=== Task statement ===
Update the lines below so that every "legend-item" is replaced with "legend-entry" and everything else stays unchanged. Leave the pictures out of your answer.

=== Record list ===
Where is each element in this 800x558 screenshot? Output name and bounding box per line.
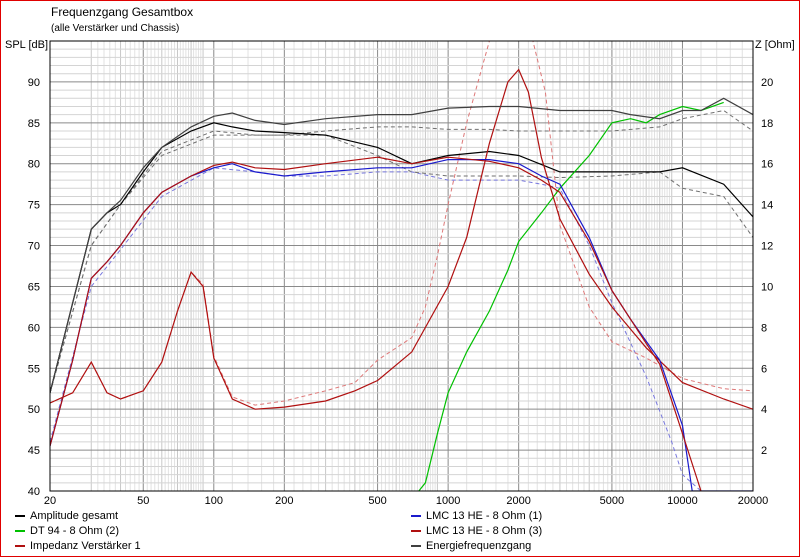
legend-item: Amplitude gesamt: [15, 510, 118, 522]
y-tick-label-right: 14: [761, 200, 773, 212]
reference-curve-dashed: [50, 41, 753, 406]
y-axis-label-right: Z [Ohm]: [755, 39, 795, 51]
chart-title: Frequenzgang Gesamtbox: [51, 5, 194, 19]
legend-item: LMC 13 HE - 8 Ohm (3): [411, 525, 542, 537]
legend-item: LMC 13 HE - 8 Ohm (1): [411, 510, 542, 522]
chart-subtitle: (alle Verstärker und Chassis): [51, 23, 180, 34]
x-tick-label: 10000: [667, 495, 698, 507]
y-axis-label-left: SPL [dB]: [5, 39, 49, 51]
y-tick-label-left: 80: [28, 159, 40, 171]
legend-swatch: [411, 545, 421, 547]
y-tick-label-right: 10: [761, 281, 773, 293]
y-tick-label-right: 2: [761, 445, 767, 457]
y-tick-label-left: 50: [28, 404, 40, 416]
series-impedanz: [50, 68, 753, 410]
legend-item: Energiefrequenzgang: [411, 540, 531, 552]
legend-item: DT 94 - 8 Ohm (2): [15, 525, 119, 537]
legend-label: Impedanz Verstärker 1: [30, 540, 141, 552]
x-tick-label: 1000: [436, 495, 460, 507]
y-tick-label-left: 85: [28, 118, 40, 130]
legend-label: Energiefrequenzgang: [426, 540, 532, 552]
x-tick-label: 50: [137, 495, 149, 507]
y-tick-label-left: 55: [28, 363, 40, 375]
x-tick-label: 20: [44, 495, 56, 507]
y-tick-label-left: 45: [28, 445, 40, 457]
y-tick-label-left: 40: [28, 486, 40, 498]
reference-curve-dashed: [50, 109, 753, 393]
legend-label: DT 94 - 8 Ohm (2): [30, 525, 120, 537]
legend-item: Impedanz Verstärker 1: [15, 540, 141, 552]
y-tick-label-right: 16: [761, 159, 773, 171]
series-lmc13-3: [50, 156, 702, 491]
x-tick-label: 100: [205, 495, 223, 507]
y-tick-label-right: 18: [761, 118, 773, 130]
y-tick-label-left: 70: [28, 241, 40, 253]
x-tick-label: 5000: [600, 495, 624, 507]
y-tick-label-left: 65: [28, 281, 40, 293]
y-tick-label-left: 60: [28, 322, 40, 334]
y-tick-label-right: 4: [761, 404, 767, 416]
plot-frame: [49, 40, 754, 492]
legend-label: LMC 13 HE - 8 Ohm (3): [426, 525, 543, 537]
x-tick-label: 200: [275, 495, 293, 507]
x-tick-label: 2000: [506, 495, 530, 507]
series-amplitude-gesamt: [50, 122, 753, 393]
legend-swatch: [15, 530, 25, 532]
legend-swatch: [15, 545, 25, 547]
reference-curve-dashed: [50, 167, 702, 491]
legend-label: Amplitude gesamt: [30, 510, 119, 522]
y-tick-label-right: 8: [761, 322, 767, 334]
y-tick-label-left: 75: [28, 200, 40, 212]
series-energiefrequenzgang: [50, 97, 753, 393]
y-tick-label-right: 12: [761, 241, 773, 253]
y-tick-label-right: 6: [761, 363, 767, 375]
legend-swatch: [15, 515, 25, 517]
plot-border: [49, 40, 754, 492]
legend-swatch: [411, 515, 421, 517]
series-dt94: [418, 101, 724, 491]
x-tick-label: 500: [368, 495, 386, 507]
legend-swatch: [411, 530, 421, 532]
y-tick-label-right: 20: [761, 77, 773, 89]
x-tick-label: 20000: [738, 495, 769, 507]
legend-label: LMC 13 HE - 8 Ohm (1): [426, 510, 543, 522]
y-tick-label-left: 90: [28, 77, 40, 89]
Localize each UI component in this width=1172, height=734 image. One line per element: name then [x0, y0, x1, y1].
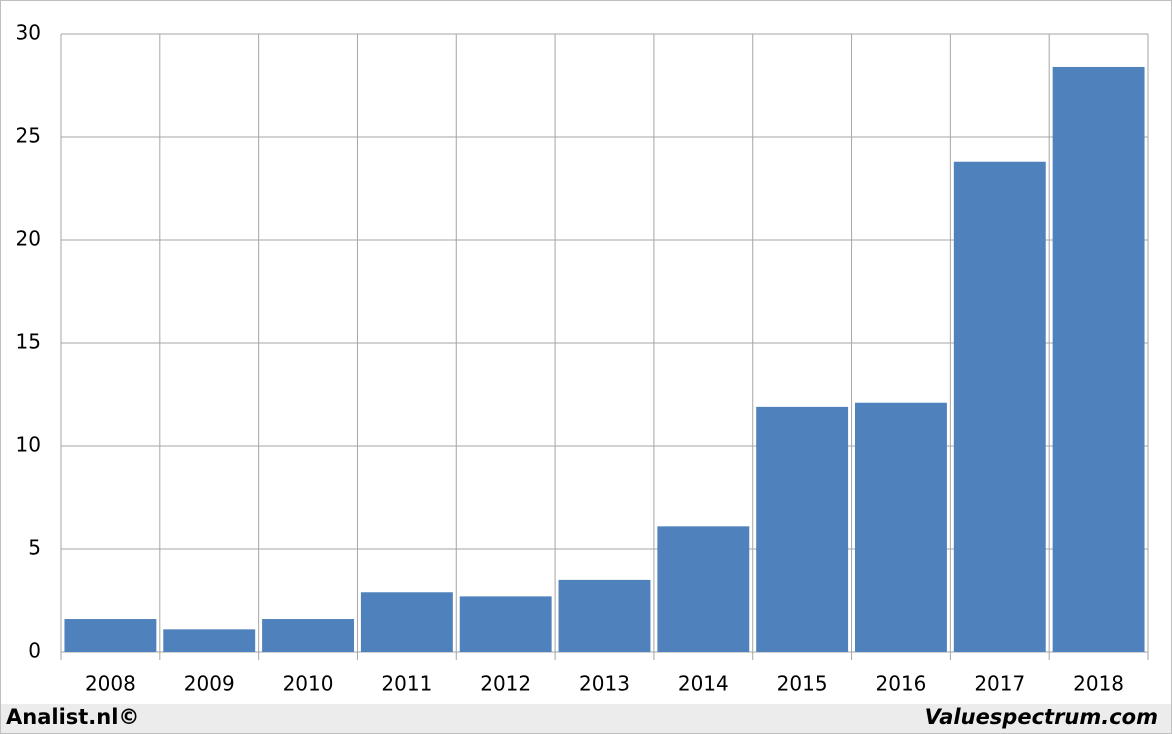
- y-tick-label: 10: [16, 433, 41, 457]
- y-tick-label: 20: [16, 227, 41, 251]
- bar: [558, 579, 651, 652]
- bar: [953, 161, 1046, 652]
- y-tick-label: 25: [16, 124, 41, 148]
- x-tick-label: 2015: [777, 672, 828, 696]
- x-tick-label: 2008: [85, 672, 136, 696]
- y-tick-label: 0: [28, 639, 41, 663]
- bar: [1052, 66, 1145, 652]
- footer-band: [1, 704, 1171, 733]
- x-tick-label: 2017: [974, 672, 1025, 696]
- bar: [64, 619, 157, 652]
- y-tick-label: 15: [16, 330, 41, 354]
- x-tick-label: 2016: [876, 672, 927, 696]
- x-tick-label: 2009: [184, 672, 235, 696]
- y-tick-label: 30: [16, 21, 41, 45]
- bar: [756, 406, 849, 652]
- x-tick-label: 2012: [480, 672, 531, 696]
- y-tick-label: 5: [28, 536, 41, 560]
- x-tick-label: 2013: [579, 672, 630, 696]
- bar: [459, 596, 552, 652]
- bar: [360, 592, 453, 652]
- x-tick-label: 2014: [678, 672, 729, 696]
- bar: [855, 402, 947, 652]
- bar: [163, 629, 256, 652]
- footer-right: Valuespectrum.com: [925, 705, 1158, 729]
- x-tick-label: 2011: [381, 672, 432, 696]
- footer-left: Analist.nl©: [6, 705, 139, 729]
- bar: [657, 526, 750, 652]
- x-tick-label: 2010: [283, 672, 334, 696]
- bar: [262, 619, 354, 652]
- x-tick-label: 2018: [1073, 672, 1124, 696]
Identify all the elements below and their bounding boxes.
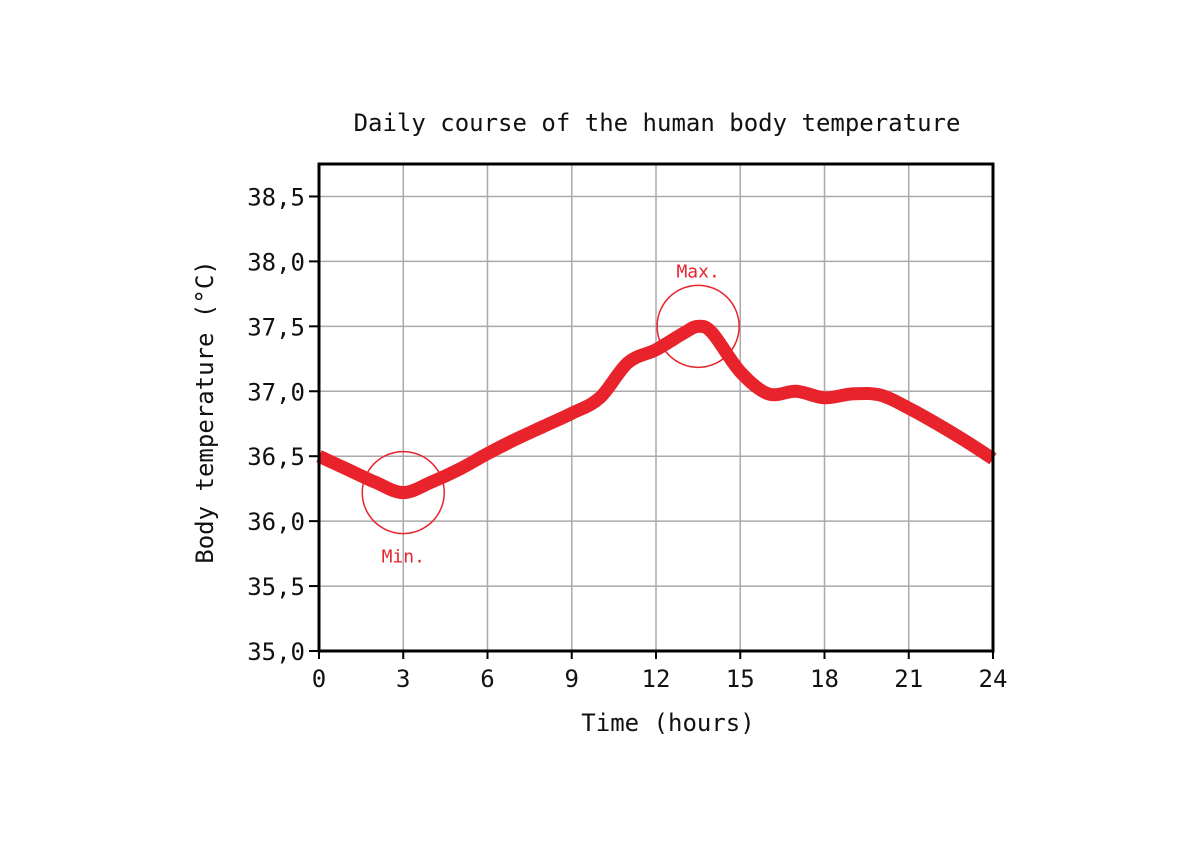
x-tick-label: 24	[979, 665, 1008, 693]
x-tick-label: 12	[642, 665, 671, 693]
annotation-circle	[361, 450, 445, 535]
x-axis-ticks: 0 3 6 9 12 15 18 21 24	[312, 651, 1008, 693]
chart-title: Daily course of the human body temperatu…	[354, 109, 961, 137]
grid	[318, 164, 994, 652]
plot-frame	[317, 162, 995, 653]
x-tick-label: 21	[894, 665, 923, 693]
y-tick-label: 38,0	[247, 248, 305, 276]
annotation-label: Min.	[382, 547, 425, 568]
y-tick-label: 38,5	[247, 183, 305, 211]
x-tick-label: 9	[565, 665, 579, 693]
series-line	[316, 319, 997, 500]
x-axis-label: Time (hours)	[581, 709, 754, 737]
x-tick-label: 15	[726, 665, 755, 693]
y-tick-label: 36,5	[247, 443, 305, 471]
y-tick-label: 37,0	[247, 378, 305, 406]
x-tick-label: 3	[396, 665, 410, 693]
annotation-circle	[656, 284, 740, 369]
x-tick-label: 0	[312, 665, 326, 693]
x-tick-label: 18	[810, 665, 839, 693]
y-axis-label: Body temperature (°C)	[191, 260, 219, 563]
series-layer	[316, 319, 997, 500]
y-axis-ticks: 35,0 35,5 36,0 36,5 37,0 37,5 38,0 38,5	[247, 183, 319, 666]
y-tick-label: 37,5	[247, 313, 305, 341]
x-tick-label: 6	[480, 665, 494, 693]
y-tick-label: 35,0	[247, 638, 305, 666]
annotations: Max. Min.	[361, 261, 740, 568]
annotation-label: Max.	[676, 261, 719, 282]
y-tick-label: 35,5	[247, 573, 305, 601]
y-tick-label: 36,0	[247, 508, 305, 536]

=== Result below ===
Where is each element in this 800x558 screenshot? Output name and bounding box per line.
legend-entry: Amplitude gesamt: [15, 510, 118, 522]
y-tick-label-right: 14: [761, 200, 773, 212]
reference-curve-dashed: [50, 41, 753, 406]
y-axis-label-right: Z [Ohm]: [755, 39, 795, 51]
chart-title: Frequenzgang Gesamtbox: [51, 5, 194, 19]
legend-entry: LMC 13 HE - 8 Ohm (3): [411, 525, 542, 537]
legend-entry: LMC 13 HE - 8 Ohm (1): [411, 510, 542, 522]
chart-subtitle: (alle Verstärker und Chassis): [51, 23, 180, 34]
x-tick-label: 10000: [667, 495, 698, 507]
y-axis-label-left: SPL [dB]: [5, 39, 49, 51]
y-tick-label-left: 80: [28, 159, 40, 171]
legend-swatch: [411, 545, 421, 547]
y-tick-label-right: 10: [761, 281, 773, 293]
y-tick-label-right: 2: [761, 445, 767, 457]
y-tick-label-left: 50: [28, 404, 40, 416]
series-impedanz: [50, 68, 753, 410]
legend-entry: Energiefrequenzgang: [411, 540, 531, 552]
legend-entry: DT 94 - 8 Ohm (2): [15, 525, 119, 537]
legend-label: Impedanz Verstärker 1: [30, 540, 141, 552]
x-tick-label: 1000: [436, 495, 460, 507]
y-tick-label-left: 85: [28, 118, 40, 130]
legend-label: Energiefrequenzgang: [426, 540, 532, 552]
x-tick-label: 50: [137, 495, 149, 507]
y-tick-label-left: 55: [28, 363, 40, 375]
x-tick-label: 20: [44, 495, 56, 507]
y-tick-label-left: 45: [28, 445, 40, 457]
y-tick-label-left: 40: [28, 486, 40, 498]
reference-curve-dashed: [50, 109, 753, 393]
legend-label: DT 94 - 8 Ohm (2): [30, 525, 120, 537]
legend-entry: Impedanz Verstärker 1: [15, 540, 141, 552]
y-tick-label-right: 16: [761, 159, 773, 171]
series-lmc13-3: [50, 156, 702, 491]
x-tick-label: 100: [205, 495, 223, 507]
y-tick-label-right: 18: [761, 118, 773, 130]
y-tick-label-left: 70: [28, 241, 40, 253]
x-tick-label: 5000: [600, 495, 624, 507]
y-tick-label-left: 65: [28, 281, 40, 293]
y-tick-label-left: 60: [28, 322, 40, 334]
y-tick-label-right: 4: [761, 404, 767, 416]
plot-frame: [49, 40, 754, 492]
legend-label: LMC 13 HE - 8 Ohm (3): [426, 525, 543, 537]
x-tick-label: 200: [275, 495, 293, 507]
x-tick-label: 2000: [506, 495, 530, 507]
series-amplitude-gesamt: [50, 122, 753, 393]
legend-swatch: [15, 530, 25, 532]
legend-swatch: [15, 545, 25, 547]
reference-curve-dashed: [50, 167, 702, 491]
legend-label: Amplitude gesamt: [30, 510, 119, 522]
y-tick-label-right: 8: [761, 322, 767, 334]
y-tick-label-left: 75: [28, 200, 40, 212]
series-energiefrequenzgang: [50, 97, 753, 393]
y-tick-label-right: 12: [761, 241, 773, 253]
y-tick-label-right: 6: [761, 363, 767, 375]
legend-swatch: [15, 515, 25, 517]
plot-border: [49, 40, 754, 492]
legend-swatch: [411, 515, 421, 517]
series-dt94: [418, 101, 724, 491]
x-tick-label: 500: [368, 495, 386, 507]
legend-swatch: [411, 530, 421, 532]
y-tick-label-right: 20: [761, 77, 773, 89]
x-tick-label: 20000: [738, 495, 769, 507]
legend-label: LMC 13 HE - 8 Ohm (1): [426, 510, 543, 522]
y-tick-label-left: 90: [28, 77, 40, 89]
Localize each UI component in this width=1172, height=734 image. One line per element: name then [x0, y0, x1, y1].
- y-tick-label: 10: [16, 433, 41, 457]
- y-tick-label: 20: [16, 227, 41, 251]
- bar: [558, 579, 651, 652]
- bar: [953, 161, 1046, 652]
- y-tick-label: 25: [16, 124, 41, 148]
- x-tick-label: 2015: [777, 672, 828, 696]
- x-tick-label: 2008: [85, 672, 136, 696]
- y-tick-label: 0: [28, 639, 41, 663]
- bar: [1052, 66, 1145, 652]
- footer-band: [1, 704, 1171, 733]
- x-tick-label: 2017: [974, 672, 1025, 696]
- bar: [64, 619, 157, 652]
- y-tick-label: 15: [16, 330, 41, 354]
- x-tick-label: 2016: [876, 672, 927, 696]
- x-tick-label: 2009: [184, 672, 235, 696]
- y-tick-label: 30: [16, 21, 41, 45]
- bar: [756, 406, 849, 652]
- x-tick-label: 2012: [480, 672, 531, 696]
- y-tick-label: 5: [28, 536, 41, 560]
- x-tick-label: 2013: [579, 672, 630, 696]
- bar: [459, 596, 552, 652]
- bar: [360, 592, 453, 652]
- x-tick-label: 2014: [678, 672, 729, 696]
- bar: [855, 402, 947, 652]
- bar: [163, 629, 256, 652]
- footer-right: Valuespectrum.com: [925, 705, 1158, 729]
- x-tick-label: 2011: [381, 672, 432, 696]
- footer-left: Analist.nl©: [6, 705, 139, 729]
- bar: [657, 526, 750, 652]
- x-tick-label: 2010: [283, 672, 334, 696]
- bar: [262, 619, 354, 652]
- x-tick-label: 2018: [1073, 672, 1124, 696]
Identify all the elements below and their bounding boxes.
x-tick-label: 24	[979, 665, 1008, 693]
x-tick-label: 12	[642, 665, 671, 693]
annotation-circle	[361, 450, 445, 535]
x-axis-ticks: 0 3 6 9 12 15 18 21 24	[312, 651, 1008, 693]
chart-title: Daily course of the human body temperatu…	[354, 109, 961, 137]
grid	[318, 164, 994, 652]
plot-frame	[317, 162, 995, 653]
x-tick-label: 21	[894, 665, 923, 693]
y-tick-label: 38,0	[247, 248, 305, 276]
annotation-label: Min.	[382, 547, 425, 568]
y-tick-label: 38,5	[247, 183, 305, 211]
x-tick-label: 9	[565, 665, 579, 693]
series-line	[316, 319, 997, 500]
x-axis-label: Time (hours)	[581, 709, 754, 737]
x-tick-label: 15	[726, 665, 755, 693]
y-tick-label: 36,5	[247, 443, 305, 471]
y-tick-label: 37,0	[247, 378, 305, 406]
x-tick-label: 3	[396, 665, 410, 693]
annotation-circle	[656, 284, 740, 369]
x-tick-label: 0	[312, 665, 326, 693]
x-tick-label: 18	[810, 665, 839, 693]
y-axis-label: Body temperature (°C)	[191, 260, 219, 563]
series-layer	[316, 319, 997, 500]
y-axis-ticks: 35,0 35,5 36,0 36,5 37,0 37,5 38,0 38,5	[247, 183, 319, 666]
y-tick-label: 37,5	[247, 313, 305, 341]
x-tick-label: 6	[480, 665, 494, 693]
y-tick-label: 35,0	[247, 638, 305, 666]
annotations: Max. Min.	[361, 261, 740, 568]
annotation-label: Max.	[676, 261, 719, 282]
y-tick-label: 35,5	[247, 573, 305, 601]
y-tick-label: 36,0	[247, 508, 305, 536]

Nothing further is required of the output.